Exercise goal —
Isolate every line in the records below with "jeżeli" in it.

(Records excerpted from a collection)
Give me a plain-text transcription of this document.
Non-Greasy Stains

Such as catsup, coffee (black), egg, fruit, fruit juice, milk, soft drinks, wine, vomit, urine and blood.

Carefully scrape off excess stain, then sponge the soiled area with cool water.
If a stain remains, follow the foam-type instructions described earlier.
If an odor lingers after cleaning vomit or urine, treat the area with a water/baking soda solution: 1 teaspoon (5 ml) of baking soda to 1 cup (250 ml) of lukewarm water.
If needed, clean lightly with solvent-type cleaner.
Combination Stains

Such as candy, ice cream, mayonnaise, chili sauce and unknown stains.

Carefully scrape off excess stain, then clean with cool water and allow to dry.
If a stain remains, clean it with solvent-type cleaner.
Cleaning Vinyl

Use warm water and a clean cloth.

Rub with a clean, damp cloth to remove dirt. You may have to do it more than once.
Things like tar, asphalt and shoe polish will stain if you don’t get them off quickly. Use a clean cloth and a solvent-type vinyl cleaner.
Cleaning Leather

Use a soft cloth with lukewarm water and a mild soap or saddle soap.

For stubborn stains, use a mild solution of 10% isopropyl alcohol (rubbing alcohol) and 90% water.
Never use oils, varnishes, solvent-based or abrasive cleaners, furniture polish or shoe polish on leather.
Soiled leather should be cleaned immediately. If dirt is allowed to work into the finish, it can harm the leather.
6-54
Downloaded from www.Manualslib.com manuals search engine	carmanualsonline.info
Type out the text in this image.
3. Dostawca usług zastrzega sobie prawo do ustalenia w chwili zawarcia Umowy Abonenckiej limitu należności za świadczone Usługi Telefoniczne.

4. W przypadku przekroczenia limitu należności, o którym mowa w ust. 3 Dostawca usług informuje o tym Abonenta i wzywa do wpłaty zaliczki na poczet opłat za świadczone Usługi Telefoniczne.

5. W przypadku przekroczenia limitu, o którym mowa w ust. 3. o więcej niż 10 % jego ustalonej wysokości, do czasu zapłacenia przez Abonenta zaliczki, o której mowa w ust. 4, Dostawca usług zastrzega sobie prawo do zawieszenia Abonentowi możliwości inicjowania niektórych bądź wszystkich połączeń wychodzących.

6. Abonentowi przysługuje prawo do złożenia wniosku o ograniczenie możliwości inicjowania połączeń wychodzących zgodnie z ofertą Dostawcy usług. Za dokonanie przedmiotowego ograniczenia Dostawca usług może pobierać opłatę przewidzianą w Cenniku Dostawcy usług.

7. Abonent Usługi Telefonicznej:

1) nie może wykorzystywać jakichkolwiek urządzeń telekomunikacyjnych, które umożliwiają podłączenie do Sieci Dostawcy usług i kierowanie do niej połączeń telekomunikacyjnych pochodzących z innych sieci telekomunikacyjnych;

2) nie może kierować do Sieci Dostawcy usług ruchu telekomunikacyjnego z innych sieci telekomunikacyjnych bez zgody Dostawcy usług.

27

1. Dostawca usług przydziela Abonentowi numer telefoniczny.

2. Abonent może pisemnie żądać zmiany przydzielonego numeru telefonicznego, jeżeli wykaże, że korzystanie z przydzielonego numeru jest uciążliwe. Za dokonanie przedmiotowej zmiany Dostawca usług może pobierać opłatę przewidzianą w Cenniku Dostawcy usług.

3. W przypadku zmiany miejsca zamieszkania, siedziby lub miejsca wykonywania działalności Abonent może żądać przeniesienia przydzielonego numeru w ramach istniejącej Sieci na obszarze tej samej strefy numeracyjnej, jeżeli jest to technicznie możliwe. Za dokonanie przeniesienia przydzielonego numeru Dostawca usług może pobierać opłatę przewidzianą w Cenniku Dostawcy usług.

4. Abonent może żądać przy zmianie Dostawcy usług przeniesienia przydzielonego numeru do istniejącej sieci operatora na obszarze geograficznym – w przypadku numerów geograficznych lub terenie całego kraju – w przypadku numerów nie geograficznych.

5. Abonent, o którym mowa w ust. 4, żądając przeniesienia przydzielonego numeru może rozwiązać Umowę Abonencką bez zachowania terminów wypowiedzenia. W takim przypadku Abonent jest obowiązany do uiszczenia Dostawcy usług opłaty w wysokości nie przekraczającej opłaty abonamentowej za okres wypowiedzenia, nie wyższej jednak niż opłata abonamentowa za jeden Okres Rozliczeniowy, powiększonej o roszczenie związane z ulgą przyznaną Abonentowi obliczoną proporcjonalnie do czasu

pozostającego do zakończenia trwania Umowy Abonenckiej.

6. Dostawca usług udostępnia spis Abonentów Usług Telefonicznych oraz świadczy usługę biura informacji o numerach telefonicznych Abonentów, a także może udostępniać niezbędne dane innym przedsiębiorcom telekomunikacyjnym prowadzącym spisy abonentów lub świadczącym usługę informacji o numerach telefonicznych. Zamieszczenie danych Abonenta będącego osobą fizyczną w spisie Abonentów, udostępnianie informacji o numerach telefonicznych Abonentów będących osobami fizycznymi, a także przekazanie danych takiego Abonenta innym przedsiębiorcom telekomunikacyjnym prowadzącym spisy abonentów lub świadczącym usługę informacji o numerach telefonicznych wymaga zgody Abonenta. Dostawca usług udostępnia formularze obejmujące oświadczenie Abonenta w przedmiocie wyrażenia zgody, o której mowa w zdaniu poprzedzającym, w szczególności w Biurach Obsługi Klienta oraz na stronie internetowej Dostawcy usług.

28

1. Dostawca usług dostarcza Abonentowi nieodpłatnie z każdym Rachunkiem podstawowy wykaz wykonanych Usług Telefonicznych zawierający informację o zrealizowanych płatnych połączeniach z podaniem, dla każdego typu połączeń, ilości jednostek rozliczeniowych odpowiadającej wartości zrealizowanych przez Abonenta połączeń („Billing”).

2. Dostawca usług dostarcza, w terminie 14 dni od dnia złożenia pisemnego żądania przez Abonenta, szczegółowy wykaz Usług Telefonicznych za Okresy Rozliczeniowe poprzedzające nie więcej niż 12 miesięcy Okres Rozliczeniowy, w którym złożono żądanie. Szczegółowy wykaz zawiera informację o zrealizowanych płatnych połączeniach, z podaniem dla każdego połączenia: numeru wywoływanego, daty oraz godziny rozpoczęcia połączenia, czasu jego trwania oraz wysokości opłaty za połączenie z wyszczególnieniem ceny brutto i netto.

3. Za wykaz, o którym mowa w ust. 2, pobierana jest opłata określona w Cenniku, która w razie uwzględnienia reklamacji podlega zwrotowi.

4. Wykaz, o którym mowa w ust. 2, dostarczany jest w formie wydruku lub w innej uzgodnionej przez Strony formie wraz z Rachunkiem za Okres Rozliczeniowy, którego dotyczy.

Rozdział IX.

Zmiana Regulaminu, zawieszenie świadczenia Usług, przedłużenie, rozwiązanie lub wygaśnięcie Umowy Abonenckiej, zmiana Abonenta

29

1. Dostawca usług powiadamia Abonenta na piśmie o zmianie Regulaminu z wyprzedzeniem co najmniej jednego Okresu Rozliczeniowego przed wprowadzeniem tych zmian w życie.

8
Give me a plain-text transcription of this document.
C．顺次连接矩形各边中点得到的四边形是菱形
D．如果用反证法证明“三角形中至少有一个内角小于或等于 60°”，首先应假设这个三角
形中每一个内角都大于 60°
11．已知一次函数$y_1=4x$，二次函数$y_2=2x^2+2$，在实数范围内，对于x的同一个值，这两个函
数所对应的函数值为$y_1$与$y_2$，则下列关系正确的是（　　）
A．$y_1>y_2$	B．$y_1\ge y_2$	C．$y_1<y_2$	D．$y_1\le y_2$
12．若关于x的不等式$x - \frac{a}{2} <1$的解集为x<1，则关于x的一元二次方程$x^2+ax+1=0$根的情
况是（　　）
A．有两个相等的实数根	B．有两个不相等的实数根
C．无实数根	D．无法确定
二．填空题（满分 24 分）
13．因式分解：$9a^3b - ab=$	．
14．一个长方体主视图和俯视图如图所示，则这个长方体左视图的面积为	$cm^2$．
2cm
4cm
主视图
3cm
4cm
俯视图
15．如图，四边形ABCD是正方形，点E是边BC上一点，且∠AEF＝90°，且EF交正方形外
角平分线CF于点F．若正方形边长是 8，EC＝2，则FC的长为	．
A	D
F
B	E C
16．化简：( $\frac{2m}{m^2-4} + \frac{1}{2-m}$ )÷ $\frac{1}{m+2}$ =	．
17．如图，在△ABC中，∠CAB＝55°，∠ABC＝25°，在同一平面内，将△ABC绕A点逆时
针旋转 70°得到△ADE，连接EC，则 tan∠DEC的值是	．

Complete response —
2. Abonent może pisemnie żądać zmiany przydzielonego numeru telefonicznego, jeżeli wykaże, że korzystanie z przydzielonego numeru jest uciążliwe. Za dokonanie przedmiotowej zmiany Dostawca usług może pobierać opłatę przewidzianą w Cenniku Dostawcy usług.
3. W przypadku zmiany miejsca zamieszkania, siedziby lub miejsca wykonywania działalności Abonent może żądać przeniesienia przydzielonego numeru w ramach istniejącej Sieci na obszarze tej samej strefy numeracyjnej, jeżeli jest to technicznie możliwe. Za dokonanie przeniesienia przydzielonego numeru Dostawca usług może pobierać opłatę przewidzianą w Cenniku Dostawcy usług.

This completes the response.